▶ [EXERCISE INSTRUCTIONS]: Figure out how many lines of the material below contain the word "which". Answer with the number only.

▶ [STORED RECORDS]:
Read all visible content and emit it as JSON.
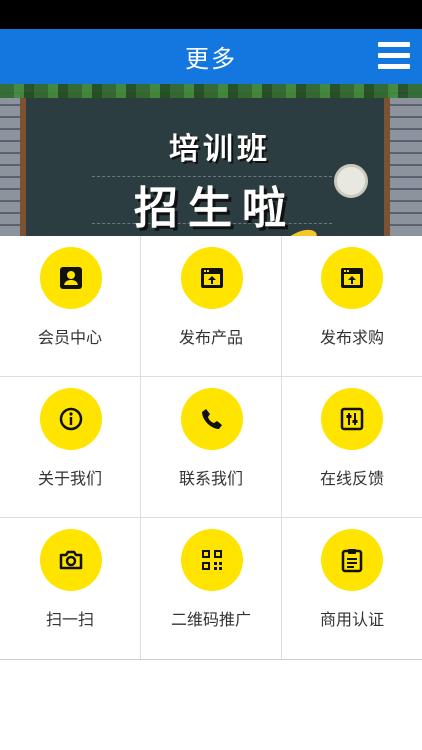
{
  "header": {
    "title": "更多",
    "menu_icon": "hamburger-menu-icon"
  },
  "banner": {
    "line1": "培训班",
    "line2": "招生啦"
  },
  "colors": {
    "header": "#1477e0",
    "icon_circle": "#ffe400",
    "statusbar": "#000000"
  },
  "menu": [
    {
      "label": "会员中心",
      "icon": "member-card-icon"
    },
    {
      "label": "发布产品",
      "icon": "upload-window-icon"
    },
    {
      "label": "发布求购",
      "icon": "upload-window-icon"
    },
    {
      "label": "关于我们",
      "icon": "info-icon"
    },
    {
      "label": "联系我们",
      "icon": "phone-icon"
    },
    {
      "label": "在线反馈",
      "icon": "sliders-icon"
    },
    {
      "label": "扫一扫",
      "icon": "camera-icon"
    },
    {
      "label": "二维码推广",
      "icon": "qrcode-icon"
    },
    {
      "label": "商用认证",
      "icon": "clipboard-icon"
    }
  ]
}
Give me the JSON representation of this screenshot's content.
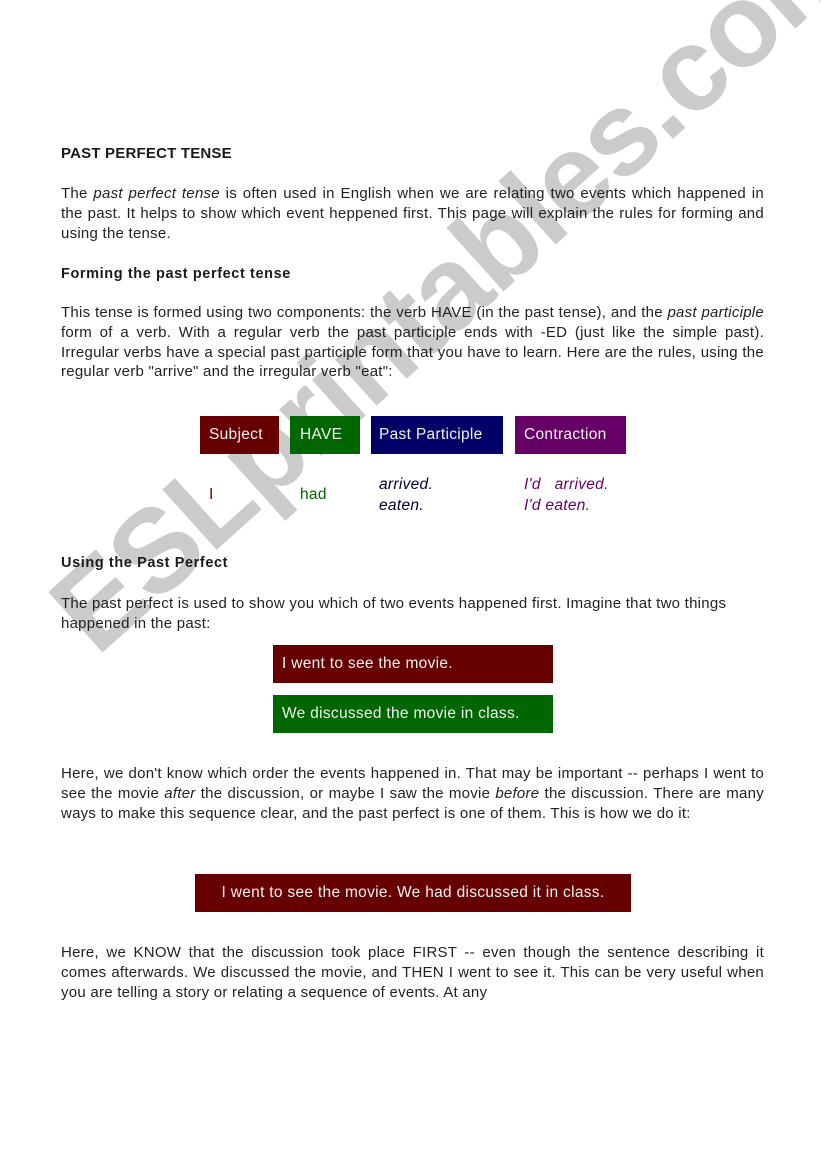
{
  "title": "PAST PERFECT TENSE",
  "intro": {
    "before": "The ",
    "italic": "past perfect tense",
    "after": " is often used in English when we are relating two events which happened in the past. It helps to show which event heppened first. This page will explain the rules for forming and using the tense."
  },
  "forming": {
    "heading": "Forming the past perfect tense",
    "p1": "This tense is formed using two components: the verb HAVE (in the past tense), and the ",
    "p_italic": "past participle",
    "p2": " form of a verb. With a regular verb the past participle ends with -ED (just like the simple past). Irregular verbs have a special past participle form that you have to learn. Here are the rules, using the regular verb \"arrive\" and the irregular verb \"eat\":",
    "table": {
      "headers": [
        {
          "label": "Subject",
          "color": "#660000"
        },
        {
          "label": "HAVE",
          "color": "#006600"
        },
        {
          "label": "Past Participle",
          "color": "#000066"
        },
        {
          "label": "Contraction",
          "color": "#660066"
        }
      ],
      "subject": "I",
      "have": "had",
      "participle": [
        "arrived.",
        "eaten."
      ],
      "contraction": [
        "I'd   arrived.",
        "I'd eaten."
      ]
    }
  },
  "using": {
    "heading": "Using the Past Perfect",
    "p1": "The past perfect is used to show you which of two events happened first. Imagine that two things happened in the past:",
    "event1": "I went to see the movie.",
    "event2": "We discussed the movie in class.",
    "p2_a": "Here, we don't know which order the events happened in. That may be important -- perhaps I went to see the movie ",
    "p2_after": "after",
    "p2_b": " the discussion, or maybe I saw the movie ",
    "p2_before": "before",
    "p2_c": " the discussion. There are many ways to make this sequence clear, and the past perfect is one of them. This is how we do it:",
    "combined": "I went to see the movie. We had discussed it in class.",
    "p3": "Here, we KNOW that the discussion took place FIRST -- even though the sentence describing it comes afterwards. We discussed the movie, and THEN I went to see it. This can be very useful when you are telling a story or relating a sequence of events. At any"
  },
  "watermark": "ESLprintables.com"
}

==

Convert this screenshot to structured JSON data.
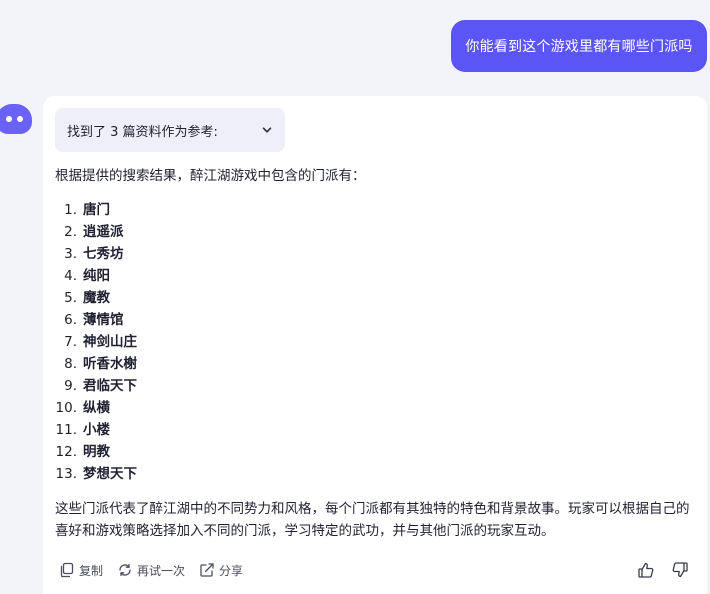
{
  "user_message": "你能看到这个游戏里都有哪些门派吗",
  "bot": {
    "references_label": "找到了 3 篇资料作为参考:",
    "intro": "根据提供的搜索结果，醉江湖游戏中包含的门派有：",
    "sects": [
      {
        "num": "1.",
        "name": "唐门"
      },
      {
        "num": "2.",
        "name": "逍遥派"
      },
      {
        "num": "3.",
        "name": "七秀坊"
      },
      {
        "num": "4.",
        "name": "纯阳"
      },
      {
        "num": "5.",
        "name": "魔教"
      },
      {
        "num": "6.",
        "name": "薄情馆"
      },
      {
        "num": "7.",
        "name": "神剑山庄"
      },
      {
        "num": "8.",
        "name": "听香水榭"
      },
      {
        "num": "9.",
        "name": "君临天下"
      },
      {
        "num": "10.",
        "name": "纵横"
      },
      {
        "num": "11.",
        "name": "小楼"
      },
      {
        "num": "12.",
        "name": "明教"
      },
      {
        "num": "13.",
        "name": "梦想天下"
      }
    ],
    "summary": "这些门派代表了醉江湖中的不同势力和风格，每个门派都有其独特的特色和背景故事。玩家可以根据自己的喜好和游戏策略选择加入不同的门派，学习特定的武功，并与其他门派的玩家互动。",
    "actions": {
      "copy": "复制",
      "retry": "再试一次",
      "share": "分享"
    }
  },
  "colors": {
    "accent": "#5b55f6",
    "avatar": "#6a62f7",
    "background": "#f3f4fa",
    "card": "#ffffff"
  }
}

▶ [EXPECTED ANSWER]: 3